_What the task requires_
Reproduce the records below exactly, leaving out any pictures.
▶
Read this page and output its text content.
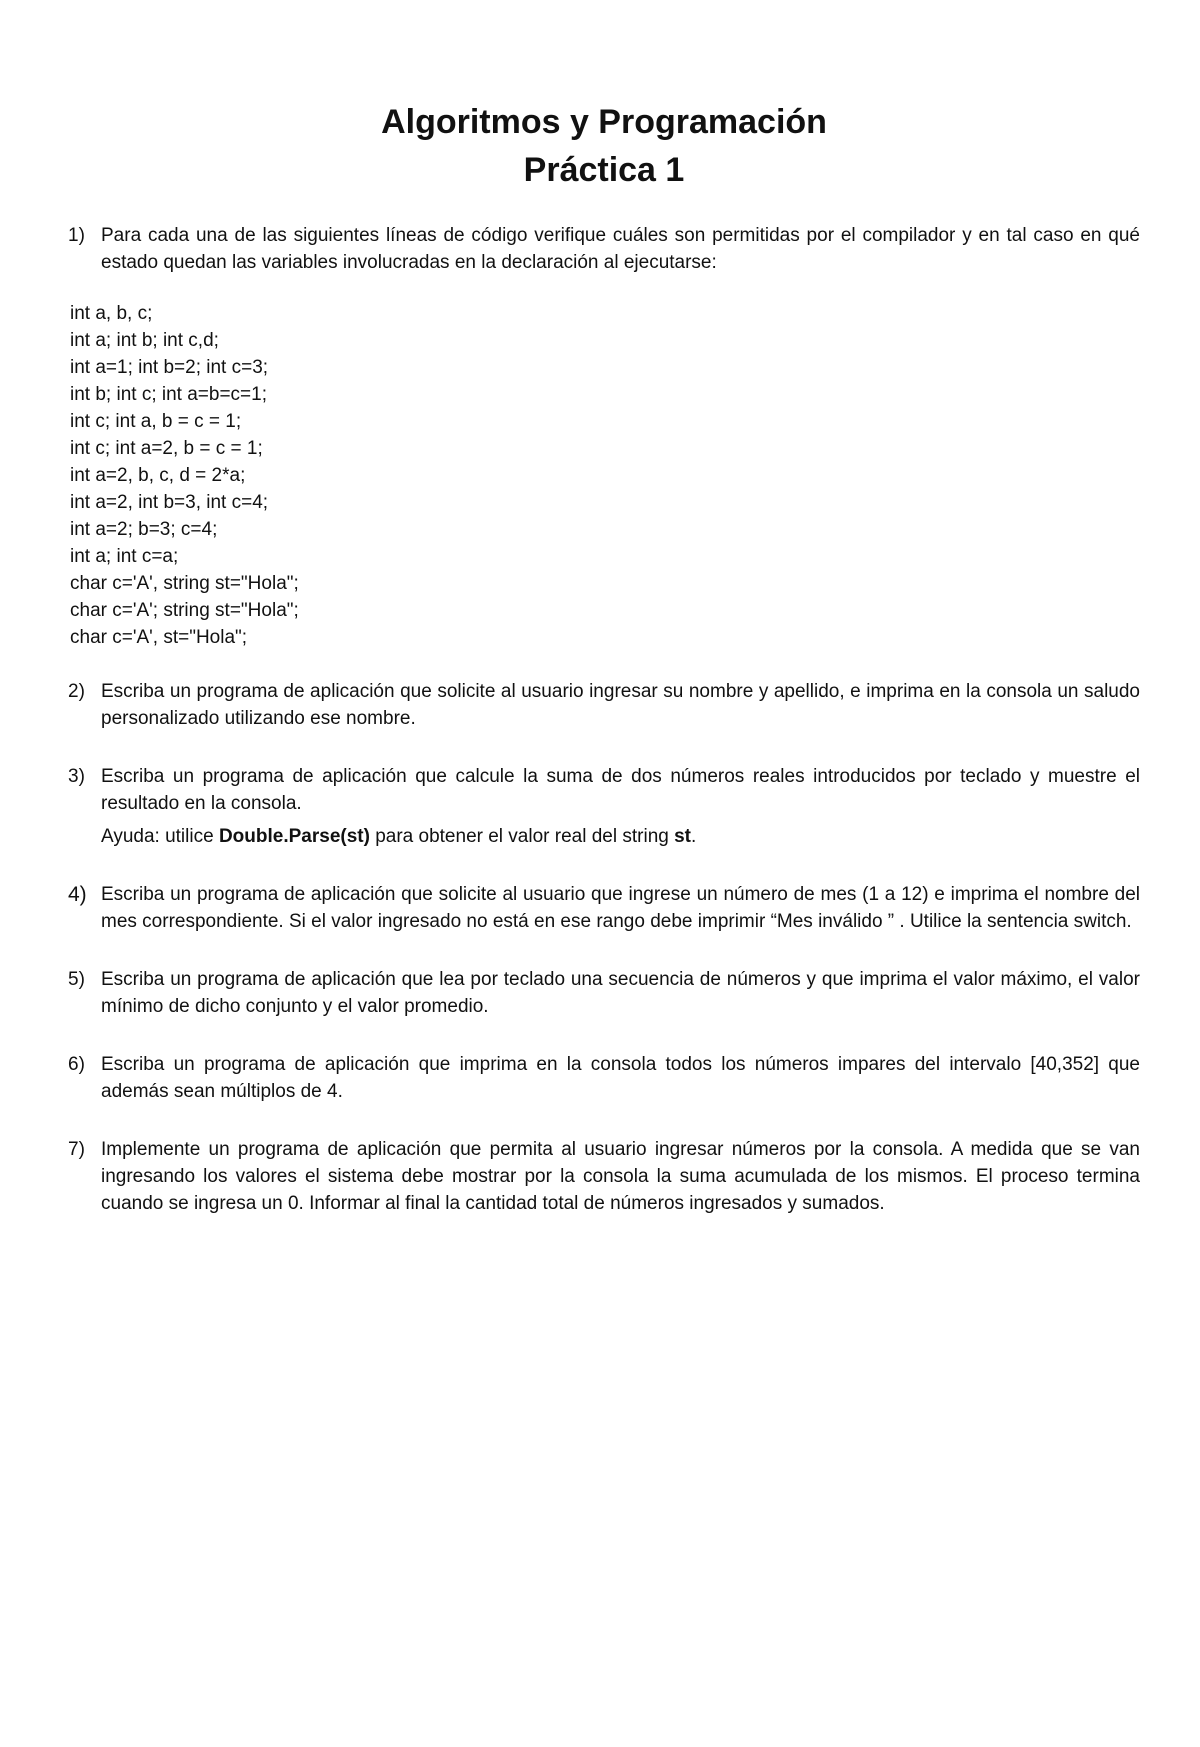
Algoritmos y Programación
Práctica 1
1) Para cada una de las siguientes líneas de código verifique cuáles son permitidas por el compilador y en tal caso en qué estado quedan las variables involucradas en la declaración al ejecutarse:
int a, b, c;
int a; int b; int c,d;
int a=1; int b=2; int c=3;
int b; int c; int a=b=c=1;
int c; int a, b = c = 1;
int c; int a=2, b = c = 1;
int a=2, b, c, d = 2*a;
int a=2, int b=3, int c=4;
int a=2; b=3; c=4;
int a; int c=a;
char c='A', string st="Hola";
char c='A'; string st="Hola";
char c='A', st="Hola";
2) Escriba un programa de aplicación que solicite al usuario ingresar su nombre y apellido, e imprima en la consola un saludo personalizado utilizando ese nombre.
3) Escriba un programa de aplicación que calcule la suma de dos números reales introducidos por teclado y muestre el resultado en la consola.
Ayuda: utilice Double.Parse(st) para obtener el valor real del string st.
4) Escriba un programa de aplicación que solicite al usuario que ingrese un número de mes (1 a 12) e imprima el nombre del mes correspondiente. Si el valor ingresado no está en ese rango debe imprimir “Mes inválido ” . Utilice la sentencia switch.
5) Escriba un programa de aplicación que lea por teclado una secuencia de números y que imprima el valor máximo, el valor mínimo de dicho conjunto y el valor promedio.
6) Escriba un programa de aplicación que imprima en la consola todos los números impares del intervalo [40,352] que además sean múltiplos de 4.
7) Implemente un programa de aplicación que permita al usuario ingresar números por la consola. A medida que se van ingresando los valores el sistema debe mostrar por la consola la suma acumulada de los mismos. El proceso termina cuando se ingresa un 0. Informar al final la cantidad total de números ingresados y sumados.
◀
_Response for this exercise_
Read this page and output its text content.
Algoritmos y Programación
Práctica 1
1) Para cada una de las siguientes líneas de código verifique cuáles son permitidas por el compilador y en tal caso en qué estado quedan las variables involucradas en la declaración al ejecutarse:
int a, b, c;
int a; int b; int c,d;
int a=1; int b=2; int c=3;
int b; int c; int a=b=c=1;
int c; int a, b = c = 1;
int c; int a=2, b = c = 1;
int a=2, b, c, d = 2*a;
int a=2, int b=3, int c=4;
int a=2; b=3; c=4;
int a; int c=a;
char c='A', string st="Hola";
char c='A'; string st="Hola";
char c='A', st="Hola";
2) Escriba un programa de aplicación que solicite al usuario ingresar su nombre y apellido, e imprima en la consola un saludo personalizado utilizando ese nombre.
3) Escriba un programa de aplicación que calcule la suma de dos números reales introducidos por teclado y muestre el resultado en la consola.
Ayuda: utilice Double.Parse(st) para obtener el valor real del string st.
4) Escriba un programa de aplicación que solicite al usuario que ingrese un número de mes (1 a 12) e imprima el nombre del mes correspondiente. Si el valor ingresado no está en ese rango debe imprimir “Mes inválido ” . Utilice la sentencia switch.
5) Escriba un programa de aplicación que lea por teclado una secuencia de números y que imprima el valor máximo, el valor mínimo de dicho conjunto y el valor promedio.
6) Escriba un programa de aplicación que imprima en la consola todos los números impares del intervalo [40,352] que además sean múltiplos de 4.
7) Implemente un programa de aplicación que permita al usuario ingresar números por la consola. A medida que se van ingresando los valores el sistema debe mostrar por la consola la suma acumulada de los mismos. El proceso termina cuando se ingresa un 0. Informar al final la cantidad total de números ingresados y sumados.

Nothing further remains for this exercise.